(RECORDS TO PROCESS):
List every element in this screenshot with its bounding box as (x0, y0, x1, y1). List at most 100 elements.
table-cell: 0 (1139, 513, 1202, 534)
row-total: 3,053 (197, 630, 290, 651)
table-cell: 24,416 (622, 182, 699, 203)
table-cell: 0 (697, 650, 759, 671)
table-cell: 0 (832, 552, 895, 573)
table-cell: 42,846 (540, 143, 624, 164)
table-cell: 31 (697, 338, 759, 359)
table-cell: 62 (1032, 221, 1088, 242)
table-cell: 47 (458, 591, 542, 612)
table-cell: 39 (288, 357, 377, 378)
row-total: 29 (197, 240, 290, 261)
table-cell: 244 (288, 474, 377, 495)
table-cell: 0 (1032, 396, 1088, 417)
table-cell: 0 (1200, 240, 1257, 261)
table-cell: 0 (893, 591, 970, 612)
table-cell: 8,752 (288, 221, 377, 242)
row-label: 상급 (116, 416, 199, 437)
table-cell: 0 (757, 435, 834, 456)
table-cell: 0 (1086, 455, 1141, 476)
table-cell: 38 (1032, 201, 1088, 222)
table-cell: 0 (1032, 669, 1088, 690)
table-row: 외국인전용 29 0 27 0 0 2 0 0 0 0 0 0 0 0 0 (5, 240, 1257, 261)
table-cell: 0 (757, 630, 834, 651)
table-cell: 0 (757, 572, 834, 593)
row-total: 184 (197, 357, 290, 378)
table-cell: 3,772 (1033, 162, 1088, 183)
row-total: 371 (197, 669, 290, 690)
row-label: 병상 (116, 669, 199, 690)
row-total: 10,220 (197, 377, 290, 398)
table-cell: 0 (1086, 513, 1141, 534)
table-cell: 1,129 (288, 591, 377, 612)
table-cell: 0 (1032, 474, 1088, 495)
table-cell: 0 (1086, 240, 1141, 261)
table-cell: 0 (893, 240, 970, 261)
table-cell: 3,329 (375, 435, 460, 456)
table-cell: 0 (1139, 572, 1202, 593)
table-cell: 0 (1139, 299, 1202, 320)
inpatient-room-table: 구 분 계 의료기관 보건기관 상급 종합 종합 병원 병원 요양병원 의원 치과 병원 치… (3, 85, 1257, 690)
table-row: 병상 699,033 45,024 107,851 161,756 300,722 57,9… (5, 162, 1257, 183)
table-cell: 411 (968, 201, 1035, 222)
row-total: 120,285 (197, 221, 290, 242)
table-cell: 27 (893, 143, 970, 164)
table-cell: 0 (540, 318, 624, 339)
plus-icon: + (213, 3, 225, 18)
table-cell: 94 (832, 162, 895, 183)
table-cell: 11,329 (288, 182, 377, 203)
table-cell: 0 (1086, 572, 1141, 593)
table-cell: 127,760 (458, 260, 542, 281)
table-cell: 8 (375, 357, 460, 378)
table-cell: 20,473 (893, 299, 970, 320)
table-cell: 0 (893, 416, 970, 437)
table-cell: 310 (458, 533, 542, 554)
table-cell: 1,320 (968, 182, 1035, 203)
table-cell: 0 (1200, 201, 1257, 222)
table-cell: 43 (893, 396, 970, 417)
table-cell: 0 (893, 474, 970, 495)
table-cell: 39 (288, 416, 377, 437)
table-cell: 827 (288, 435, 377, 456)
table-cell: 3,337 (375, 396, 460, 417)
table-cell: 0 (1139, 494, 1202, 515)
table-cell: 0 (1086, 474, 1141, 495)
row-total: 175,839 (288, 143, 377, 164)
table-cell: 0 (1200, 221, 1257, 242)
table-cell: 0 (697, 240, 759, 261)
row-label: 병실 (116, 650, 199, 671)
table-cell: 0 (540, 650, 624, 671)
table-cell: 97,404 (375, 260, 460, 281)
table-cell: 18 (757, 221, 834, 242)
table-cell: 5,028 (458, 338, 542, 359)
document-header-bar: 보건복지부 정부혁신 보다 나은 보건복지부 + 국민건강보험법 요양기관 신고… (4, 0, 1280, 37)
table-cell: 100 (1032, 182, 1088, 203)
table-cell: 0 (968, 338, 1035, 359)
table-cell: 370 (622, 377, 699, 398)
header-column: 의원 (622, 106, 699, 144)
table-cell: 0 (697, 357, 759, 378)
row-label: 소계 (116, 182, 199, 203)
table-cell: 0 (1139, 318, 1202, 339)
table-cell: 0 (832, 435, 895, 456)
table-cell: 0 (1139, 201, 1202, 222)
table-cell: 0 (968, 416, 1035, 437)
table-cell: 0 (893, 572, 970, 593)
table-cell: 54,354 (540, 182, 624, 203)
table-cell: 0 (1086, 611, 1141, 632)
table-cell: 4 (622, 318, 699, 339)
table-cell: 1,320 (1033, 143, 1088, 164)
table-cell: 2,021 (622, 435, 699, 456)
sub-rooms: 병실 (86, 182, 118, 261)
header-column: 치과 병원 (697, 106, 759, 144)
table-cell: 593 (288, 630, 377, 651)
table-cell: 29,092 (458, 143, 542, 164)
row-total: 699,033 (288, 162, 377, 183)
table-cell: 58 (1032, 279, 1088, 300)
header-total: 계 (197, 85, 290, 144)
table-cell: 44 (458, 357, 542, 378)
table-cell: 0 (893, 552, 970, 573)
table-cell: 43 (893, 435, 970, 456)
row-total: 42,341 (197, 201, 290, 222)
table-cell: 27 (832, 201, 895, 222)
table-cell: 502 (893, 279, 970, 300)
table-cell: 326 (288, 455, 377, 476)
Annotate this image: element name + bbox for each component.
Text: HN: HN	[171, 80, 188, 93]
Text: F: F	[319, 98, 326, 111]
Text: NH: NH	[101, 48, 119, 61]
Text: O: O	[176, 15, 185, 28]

(REQUEST):
Please rewrite the entries from the first line up to and including the line with "table-cell: 0 (893, 591, 970, 612)", renaming "row-total" to "row-sum" and leaving everything else unchanged.

(PROBLEM SOLUTION):
List every element in this screenshot with its bounding box as (x0, y0, x1, y1). List at most 100 elements.
table-cell: 0 (1139, 513, 1202, 534)
row-sum: 3,053 (197, 630, 290, 651)
table-cell: 24,416 (622, 182, 699, 203)
table-cell: 0 (697, 650, 759, 671)
table-cell: 0 (832, 552, 895, 573)
table-cell: 42,846 (540, 143, 624, 164)
table-cell: 31 (697, 338, 759, 359)
table-cell: 62 (1032, 221, 1088, 242)
table-cell: 47 (458, 591, 542, 612)
table-cell: 39 (288, 357, 377, 378)
row-sum: 29 (197, 240, 290, 261)
table-cell: 244 (288, 474, 377, 495)
table-cell: 0 (1032, 396, 1088, 417)
table-cell: 0 (1200, 240, 1257, 261)
table-cell: 0 (893, 591, 970, 612)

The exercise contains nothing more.